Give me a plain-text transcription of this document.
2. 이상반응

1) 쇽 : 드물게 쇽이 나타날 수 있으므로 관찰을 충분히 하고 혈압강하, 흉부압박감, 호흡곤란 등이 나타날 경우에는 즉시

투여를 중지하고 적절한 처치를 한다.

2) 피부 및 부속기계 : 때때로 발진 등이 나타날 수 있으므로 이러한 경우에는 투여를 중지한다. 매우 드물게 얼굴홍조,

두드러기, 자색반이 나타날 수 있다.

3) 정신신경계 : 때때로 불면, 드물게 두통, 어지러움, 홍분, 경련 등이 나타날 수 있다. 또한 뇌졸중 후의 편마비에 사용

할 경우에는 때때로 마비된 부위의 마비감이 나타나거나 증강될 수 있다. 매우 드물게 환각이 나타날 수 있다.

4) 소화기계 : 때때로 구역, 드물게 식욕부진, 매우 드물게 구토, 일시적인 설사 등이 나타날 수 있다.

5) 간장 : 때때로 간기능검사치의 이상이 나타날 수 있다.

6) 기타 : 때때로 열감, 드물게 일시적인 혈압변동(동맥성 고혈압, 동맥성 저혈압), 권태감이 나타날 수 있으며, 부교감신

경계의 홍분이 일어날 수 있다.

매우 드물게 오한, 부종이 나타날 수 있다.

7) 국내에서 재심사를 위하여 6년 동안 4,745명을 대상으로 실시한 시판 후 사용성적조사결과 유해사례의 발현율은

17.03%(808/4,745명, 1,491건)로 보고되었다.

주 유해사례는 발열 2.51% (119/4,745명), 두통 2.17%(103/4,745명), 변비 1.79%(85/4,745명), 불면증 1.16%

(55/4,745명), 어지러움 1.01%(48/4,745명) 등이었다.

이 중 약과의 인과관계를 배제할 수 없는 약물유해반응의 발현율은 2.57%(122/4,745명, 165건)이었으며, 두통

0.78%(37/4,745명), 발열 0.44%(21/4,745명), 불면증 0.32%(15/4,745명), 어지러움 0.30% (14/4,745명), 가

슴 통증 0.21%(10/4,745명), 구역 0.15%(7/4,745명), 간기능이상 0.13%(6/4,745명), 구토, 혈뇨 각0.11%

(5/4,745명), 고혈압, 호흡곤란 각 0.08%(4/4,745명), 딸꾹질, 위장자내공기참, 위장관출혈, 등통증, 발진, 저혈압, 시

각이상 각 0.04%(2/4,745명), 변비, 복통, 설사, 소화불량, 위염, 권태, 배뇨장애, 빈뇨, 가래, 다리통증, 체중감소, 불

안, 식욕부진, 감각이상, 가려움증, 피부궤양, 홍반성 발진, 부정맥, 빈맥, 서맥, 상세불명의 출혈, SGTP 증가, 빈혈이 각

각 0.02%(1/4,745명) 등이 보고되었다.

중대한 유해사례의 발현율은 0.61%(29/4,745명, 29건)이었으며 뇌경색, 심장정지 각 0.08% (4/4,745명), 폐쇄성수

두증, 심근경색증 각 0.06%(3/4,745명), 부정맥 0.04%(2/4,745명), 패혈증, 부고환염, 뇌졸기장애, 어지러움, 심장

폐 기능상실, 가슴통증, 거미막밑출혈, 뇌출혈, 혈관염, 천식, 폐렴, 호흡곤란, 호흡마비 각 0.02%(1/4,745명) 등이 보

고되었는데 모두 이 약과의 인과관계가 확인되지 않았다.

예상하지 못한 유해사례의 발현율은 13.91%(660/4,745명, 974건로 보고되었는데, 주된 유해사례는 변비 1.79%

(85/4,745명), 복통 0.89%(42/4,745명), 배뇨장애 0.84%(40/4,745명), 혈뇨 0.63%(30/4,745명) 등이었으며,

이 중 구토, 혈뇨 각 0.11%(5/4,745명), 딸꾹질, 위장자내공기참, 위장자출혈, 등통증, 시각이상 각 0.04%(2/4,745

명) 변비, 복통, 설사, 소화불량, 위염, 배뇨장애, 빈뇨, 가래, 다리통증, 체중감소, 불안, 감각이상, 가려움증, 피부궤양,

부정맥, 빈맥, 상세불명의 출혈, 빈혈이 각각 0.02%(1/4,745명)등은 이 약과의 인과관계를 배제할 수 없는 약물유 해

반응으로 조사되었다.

* * *

» **Description of the task**
Copy the material above back out, exactly as written.

» **Completed task**
Give me a plain-text transcription of this document.
2. 이상반응

1) 쇽 : 드물게 쇽이 나타날 수 있으므로 관찰을 충분히 하고 혈압강하, 흉부압박감, 호흡곤란 등이 나타날 경우에는 즉시

투여를 중지하고 적절한 처치를 한다.

2) 피부 및 부속기계 : 때때로 발진 등이 나타날 수 있으므로 이러한 경우에는 투여를 중지한다. 매우 드물게 얼굴홍조,

두드러기, 자색반이 나타날 수 있다.

3) 정신신경계 : 때때로 불면, 드물게 두통, 어지러움, 홍분, 경련 등이 나타날 수 있다. 또한 뇌졸중 후의 편마비에 사용

할 경우에는 때때로 마비된 부위의 마비감이 나타나거나 증강될 수 있다. 매우 드물게 환각이 나타날 수 있다.

4) 소화기계 : 때때로 구역, 드물게 식욕부진, 매우 드물게 구토, 일시적인 설사 등이 나타날 수 있다.

5) 간장 : 때때로 간기능검사치의 이상이 나타날 수 있다.

6) 기타 : 때때로 열감, 드물게 일시적인 혈압변동(동맥성 고혈압, 동맥성 저혈압), 권태감이 나타날 수 있으며, 부교감신

경계의 홍분이 일어날 수 있다.

매우 드물게 오한, 부종이 나타날 수 있다.

7) 국내에서 재심사를 위하여 6년 동안 4,745명을 대상으로 실시한 시판 후 사용성적조사결과 유해사례의 발현율은

17.03%(808/4,745명, 1,491건)로 보고되었다.

주 유해사례는 발열 2.51% (119/4,745명), 두통 2.17%(103/4,745명), 변비 1.79%(85/4,745명), 불면증 1.16%

(55/4,745명), 어지러움 1.01%(48/4,745명) 등이었다.

이 중 약과의 인과관계를 배제할 수 없는 약물유해반응의 발현율은 2.57%(122/4,745명, 165건)이었으며, 두통

0.78%(37/4,745명), 발열 0.44%(21/4,745명), 불면증 0.32%(15/4,745명), 어지러움 0.30% (14/4,745명), 가

슴 통증 0.21%(10/4,745명), 구역 0.15%(7/4,745명), 간기능이상 0.13%(6/4,745명), 구토, 혈뇨 각0.11%

(5/4,745명), 고혈압, 호흡곤란 각 0.08%(4/4,745명), 딸꾹질, 위장자내공기참, 위장관출혈, 등통증, 발진, 저혈압, 시

각이상 각 0.04%(2/4,745명), 변비, 복통, 설사, 소화불량, 위염, 권태, 배뇨장애, 빈뇨, 가래, 다리통증, 체중감소, 불

안, 식욕부진, 감각이상, 가려움증, 피부궤양, 홍반성 발진, 부정맥, 빈맥, 서맥, 상세불명의 출혈, SGTP 증가, 빈혈이 각

각 0.02%(1/4,745명) 등이 보고되었다.

중대한 유해사례의 발현율은 0.61%(29/4,745명, 29건)이었으며 뇌경색, 심장정지 각 0.08% (4/4,745명), 폐쇄성수

두증, 심근경색증 각 0.06%(3/4,745명), 부정맥 0.04%(2/4,745명), 패혈증, 부고환염, 뇌졸기장애, 어지러움, 심장

폐 기능상실, 가슴통증, 거미막밑출혈, 뇌출혈, 혈관염, 천식, 폐렴, 호흡곤란, 호흡마비 각 0.02%(1/4,745명) 등이 보

고되었는데 모두 이 약과의 인과관계가 확인되지 않았다.

예상하지 못한 유해사례의 발현율은 13.91%(660/4,745명, 974건로 보고되었는데, 주된 유해사례는 변비 1.79%

(85/4,745명), 복통 0.89%(42/4,745명), 배뇨장애 0.84%(40/4,745명), 혈뇨 0.63%(30/4,745명) 등이었으며,

이 중 구토, 혈뇨 각 0.11%(5/4,745명), 딸꾹질, 위장자내공기참, 위장자출혈, 등통증, 시각이상 각 0.04%(2/4,745

명) 변비, 복통, 설사, 소화불량, 위염, 배뇨장애, 빈뇨, 가래, 다리통증, 체중감소, 불안, 감각이상, 가려움증, 피부궤양,

부정맥, 빈맥, 상세불명의 출혈, 빈혈이 각각 0.02%(1/4,745명)등은 이 약과의 인과관계를 배제할 수 없는 약물유 해

반응으로 조사되었다.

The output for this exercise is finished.